[start]
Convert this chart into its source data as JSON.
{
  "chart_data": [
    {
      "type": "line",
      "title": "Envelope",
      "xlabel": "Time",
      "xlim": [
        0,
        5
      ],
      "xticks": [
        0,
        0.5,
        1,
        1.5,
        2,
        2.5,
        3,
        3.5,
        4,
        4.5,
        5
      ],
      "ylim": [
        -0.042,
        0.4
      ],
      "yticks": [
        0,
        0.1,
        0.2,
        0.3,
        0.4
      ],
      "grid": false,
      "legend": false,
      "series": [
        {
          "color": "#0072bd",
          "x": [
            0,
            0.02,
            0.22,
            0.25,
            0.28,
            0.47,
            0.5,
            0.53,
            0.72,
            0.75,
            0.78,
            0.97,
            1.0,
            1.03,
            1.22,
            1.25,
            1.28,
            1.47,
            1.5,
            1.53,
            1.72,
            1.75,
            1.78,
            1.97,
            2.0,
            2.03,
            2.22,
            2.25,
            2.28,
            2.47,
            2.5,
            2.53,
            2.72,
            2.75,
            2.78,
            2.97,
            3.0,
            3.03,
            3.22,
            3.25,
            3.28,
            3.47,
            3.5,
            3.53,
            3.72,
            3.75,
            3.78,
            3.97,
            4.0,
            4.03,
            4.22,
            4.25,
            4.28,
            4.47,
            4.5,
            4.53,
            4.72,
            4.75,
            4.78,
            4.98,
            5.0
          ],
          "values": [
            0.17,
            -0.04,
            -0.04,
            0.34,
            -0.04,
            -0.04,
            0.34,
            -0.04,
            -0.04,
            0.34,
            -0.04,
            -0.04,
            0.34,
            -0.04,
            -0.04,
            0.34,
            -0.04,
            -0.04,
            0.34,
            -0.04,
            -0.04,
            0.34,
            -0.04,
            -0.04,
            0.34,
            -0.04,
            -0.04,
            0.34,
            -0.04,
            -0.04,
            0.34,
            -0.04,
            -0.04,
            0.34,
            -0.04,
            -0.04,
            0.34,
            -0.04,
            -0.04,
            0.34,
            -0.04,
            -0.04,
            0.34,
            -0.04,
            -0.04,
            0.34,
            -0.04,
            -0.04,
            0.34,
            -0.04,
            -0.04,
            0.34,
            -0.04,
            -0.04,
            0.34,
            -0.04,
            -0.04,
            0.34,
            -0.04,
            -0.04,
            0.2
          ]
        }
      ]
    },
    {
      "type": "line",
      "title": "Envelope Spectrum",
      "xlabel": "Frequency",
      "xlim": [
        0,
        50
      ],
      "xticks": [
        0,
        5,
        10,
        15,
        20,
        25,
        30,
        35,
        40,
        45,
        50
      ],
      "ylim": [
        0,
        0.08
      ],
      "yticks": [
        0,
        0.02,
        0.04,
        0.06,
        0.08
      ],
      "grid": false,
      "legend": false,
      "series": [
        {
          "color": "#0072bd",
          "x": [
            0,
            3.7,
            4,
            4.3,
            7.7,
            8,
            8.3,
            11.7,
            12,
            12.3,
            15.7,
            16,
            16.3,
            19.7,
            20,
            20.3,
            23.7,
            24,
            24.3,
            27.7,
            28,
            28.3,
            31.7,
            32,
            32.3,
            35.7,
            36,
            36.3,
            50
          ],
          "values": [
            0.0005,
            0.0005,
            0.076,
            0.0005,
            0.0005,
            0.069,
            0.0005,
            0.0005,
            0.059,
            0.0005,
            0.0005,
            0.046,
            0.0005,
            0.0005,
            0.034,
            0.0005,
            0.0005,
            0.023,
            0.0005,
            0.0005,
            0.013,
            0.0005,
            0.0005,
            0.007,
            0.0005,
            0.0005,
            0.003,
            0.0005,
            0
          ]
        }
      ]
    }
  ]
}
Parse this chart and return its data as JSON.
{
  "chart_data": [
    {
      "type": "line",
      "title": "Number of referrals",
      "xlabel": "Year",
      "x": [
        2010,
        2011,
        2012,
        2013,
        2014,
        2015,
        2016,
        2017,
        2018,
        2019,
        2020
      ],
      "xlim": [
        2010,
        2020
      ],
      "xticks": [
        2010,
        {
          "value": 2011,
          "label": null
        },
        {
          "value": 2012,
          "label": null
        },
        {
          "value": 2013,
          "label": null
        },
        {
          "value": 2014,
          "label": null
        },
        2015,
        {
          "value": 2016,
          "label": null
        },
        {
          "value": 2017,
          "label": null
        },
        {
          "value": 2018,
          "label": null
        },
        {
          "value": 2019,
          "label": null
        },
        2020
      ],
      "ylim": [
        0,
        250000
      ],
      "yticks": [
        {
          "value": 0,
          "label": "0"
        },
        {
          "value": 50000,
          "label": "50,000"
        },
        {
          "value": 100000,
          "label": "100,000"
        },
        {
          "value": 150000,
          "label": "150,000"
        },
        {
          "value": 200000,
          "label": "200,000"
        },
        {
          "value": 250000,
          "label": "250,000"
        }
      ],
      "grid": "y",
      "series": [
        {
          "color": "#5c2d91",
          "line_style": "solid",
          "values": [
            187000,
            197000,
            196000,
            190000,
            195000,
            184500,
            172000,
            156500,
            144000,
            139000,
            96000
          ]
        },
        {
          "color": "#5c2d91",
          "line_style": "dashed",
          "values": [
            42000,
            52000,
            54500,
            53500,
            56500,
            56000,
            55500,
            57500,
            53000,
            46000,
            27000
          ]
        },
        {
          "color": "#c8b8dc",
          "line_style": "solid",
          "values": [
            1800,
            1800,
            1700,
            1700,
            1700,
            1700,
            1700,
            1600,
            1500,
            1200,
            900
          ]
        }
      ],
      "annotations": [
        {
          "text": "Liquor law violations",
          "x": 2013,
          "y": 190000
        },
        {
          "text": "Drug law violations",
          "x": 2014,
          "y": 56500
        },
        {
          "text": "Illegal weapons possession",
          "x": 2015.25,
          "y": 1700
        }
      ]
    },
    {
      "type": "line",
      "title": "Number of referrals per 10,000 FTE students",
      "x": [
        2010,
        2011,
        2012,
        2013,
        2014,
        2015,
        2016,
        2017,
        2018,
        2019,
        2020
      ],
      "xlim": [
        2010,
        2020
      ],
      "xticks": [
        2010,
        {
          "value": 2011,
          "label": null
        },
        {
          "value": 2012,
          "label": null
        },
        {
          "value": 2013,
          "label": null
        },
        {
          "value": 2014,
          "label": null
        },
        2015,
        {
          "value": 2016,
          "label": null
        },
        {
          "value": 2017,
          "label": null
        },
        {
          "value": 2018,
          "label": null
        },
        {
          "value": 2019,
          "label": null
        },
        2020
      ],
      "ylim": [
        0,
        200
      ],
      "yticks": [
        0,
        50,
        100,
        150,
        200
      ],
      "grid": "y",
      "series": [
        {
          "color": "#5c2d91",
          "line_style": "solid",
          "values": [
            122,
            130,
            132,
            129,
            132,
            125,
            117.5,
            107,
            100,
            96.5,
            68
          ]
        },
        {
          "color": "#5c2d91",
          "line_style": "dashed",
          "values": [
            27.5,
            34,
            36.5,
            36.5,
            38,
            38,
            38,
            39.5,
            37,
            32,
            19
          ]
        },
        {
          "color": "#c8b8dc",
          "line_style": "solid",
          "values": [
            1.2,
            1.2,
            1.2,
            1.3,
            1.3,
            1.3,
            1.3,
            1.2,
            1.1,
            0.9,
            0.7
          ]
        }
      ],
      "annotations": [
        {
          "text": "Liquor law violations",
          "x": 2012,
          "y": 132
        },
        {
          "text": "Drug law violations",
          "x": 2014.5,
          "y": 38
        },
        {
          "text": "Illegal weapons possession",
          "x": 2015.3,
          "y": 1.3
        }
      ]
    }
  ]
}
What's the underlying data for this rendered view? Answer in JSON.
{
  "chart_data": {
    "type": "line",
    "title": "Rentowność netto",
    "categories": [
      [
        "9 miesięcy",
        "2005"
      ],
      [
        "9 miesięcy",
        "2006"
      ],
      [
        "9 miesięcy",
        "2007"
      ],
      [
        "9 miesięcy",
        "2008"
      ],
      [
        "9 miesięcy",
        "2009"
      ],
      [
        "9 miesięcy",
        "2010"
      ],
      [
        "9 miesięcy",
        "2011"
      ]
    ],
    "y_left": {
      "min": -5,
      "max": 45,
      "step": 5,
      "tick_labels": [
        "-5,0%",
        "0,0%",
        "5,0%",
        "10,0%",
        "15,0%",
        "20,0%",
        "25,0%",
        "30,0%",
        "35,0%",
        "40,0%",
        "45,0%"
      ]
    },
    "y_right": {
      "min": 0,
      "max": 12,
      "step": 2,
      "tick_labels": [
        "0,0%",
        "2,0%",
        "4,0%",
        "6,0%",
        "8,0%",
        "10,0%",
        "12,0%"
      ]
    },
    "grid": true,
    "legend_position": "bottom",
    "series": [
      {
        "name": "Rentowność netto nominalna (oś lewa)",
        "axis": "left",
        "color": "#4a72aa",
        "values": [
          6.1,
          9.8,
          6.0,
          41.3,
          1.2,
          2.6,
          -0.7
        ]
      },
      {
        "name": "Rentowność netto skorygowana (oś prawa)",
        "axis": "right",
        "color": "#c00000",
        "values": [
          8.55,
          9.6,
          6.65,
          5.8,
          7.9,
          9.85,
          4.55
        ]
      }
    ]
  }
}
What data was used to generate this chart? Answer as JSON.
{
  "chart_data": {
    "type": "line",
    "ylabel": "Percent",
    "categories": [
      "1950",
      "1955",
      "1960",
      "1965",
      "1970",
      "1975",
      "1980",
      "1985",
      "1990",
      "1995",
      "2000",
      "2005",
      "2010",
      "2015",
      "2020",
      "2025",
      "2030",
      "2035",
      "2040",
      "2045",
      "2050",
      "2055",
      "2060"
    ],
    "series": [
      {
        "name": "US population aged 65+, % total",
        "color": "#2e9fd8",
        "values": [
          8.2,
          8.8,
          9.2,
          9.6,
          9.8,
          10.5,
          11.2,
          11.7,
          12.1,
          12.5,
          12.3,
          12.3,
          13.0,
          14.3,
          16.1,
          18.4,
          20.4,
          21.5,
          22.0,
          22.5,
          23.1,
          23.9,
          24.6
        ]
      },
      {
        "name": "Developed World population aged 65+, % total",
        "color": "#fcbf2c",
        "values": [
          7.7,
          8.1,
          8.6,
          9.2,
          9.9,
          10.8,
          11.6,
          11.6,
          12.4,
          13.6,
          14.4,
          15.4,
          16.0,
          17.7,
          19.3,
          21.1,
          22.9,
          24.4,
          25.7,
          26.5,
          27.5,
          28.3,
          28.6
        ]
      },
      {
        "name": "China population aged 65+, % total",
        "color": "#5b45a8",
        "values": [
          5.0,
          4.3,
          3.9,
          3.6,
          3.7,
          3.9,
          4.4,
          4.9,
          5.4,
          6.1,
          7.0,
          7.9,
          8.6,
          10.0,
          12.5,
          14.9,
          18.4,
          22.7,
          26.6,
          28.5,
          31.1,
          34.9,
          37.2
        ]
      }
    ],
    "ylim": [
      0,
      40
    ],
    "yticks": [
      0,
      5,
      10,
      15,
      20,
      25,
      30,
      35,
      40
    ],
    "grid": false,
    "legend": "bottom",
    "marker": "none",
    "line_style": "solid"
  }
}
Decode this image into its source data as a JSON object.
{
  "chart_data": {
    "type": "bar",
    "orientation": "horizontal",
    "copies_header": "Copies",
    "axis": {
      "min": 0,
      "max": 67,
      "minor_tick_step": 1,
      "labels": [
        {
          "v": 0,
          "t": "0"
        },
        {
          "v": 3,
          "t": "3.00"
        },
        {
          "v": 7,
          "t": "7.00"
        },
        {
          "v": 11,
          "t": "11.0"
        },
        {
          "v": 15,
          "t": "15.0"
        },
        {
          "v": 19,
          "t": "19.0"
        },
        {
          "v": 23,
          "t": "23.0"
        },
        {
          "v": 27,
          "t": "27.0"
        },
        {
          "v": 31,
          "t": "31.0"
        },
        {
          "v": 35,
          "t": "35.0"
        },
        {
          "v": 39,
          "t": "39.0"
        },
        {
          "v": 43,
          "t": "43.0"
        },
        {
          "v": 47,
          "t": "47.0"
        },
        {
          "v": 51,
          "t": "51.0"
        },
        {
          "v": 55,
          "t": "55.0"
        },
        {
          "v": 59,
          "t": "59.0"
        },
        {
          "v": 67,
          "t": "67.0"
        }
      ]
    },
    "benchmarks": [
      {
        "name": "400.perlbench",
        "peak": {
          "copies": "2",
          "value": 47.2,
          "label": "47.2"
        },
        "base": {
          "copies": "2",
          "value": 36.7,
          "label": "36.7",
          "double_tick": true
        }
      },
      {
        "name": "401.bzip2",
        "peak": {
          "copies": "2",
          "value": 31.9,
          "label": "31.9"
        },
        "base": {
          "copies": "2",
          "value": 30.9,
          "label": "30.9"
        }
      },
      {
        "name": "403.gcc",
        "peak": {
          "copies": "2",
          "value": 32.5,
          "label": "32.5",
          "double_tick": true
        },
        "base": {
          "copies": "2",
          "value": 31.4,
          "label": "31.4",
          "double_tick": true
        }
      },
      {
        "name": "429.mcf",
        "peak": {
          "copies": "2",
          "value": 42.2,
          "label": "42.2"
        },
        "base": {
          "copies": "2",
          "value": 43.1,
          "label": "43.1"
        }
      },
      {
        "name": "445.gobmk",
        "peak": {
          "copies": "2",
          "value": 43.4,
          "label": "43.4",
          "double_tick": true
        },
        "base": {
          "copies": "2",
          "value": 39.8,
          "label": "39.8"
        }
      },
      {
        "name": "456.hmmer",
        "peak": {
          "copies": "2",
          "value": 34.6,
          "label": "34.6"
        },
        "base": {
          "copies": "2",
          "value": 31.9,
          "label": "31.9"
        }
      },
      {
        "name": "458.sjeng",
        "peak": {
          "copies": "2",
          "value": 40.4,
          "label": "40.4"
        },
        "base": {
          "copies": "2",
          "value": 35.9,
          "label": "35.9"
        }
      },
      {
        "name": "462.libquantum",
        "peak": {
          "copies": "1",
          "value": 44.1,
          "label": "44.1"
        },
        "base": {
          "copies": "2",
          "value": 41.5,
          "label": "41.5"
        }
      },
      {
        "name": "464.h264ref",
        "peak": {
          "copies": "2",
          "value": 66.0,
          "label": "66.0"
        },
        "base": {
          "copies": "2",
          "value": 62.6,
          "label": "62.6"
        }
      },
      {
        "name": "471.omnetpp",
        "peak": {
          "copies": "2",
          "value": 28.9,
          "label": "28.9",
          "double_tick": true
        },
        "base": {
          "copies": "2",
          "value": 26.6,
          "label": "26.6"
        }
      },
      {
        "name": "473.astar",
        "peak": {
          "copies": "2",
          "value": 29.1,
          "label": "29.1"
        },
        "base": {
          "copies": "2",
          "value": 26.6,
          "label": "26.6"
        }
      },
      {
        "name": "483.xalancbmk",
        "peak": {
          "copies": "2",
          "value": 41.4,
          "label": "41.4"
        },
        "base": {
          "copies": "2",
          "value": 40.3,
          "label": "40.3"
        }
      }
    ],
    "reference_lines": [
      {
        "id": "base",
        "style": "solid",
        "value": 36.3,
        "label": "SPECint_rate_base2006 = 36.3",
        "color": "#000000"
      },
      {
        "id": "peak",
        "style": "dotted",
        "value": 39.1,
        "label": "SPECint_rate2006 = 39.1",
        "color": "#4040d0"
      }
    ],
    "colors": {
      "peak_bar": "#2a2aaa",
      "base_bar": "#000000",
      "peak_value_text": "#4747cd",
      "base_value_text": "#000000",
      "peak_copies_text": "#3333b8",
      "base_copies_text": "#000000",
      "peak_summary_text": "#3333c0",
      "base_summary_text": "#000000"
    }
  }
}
[end]
◆ EXERCISE DESCRIPTION
Scan the records above for the string "population", then select every line that holds it.

◆ FINISHED EXERCISE
        "name": "US population aged 65+, % total",
        "name": "Developed World population aged 65+, % total",
        "name": "China population aged 65+, % total",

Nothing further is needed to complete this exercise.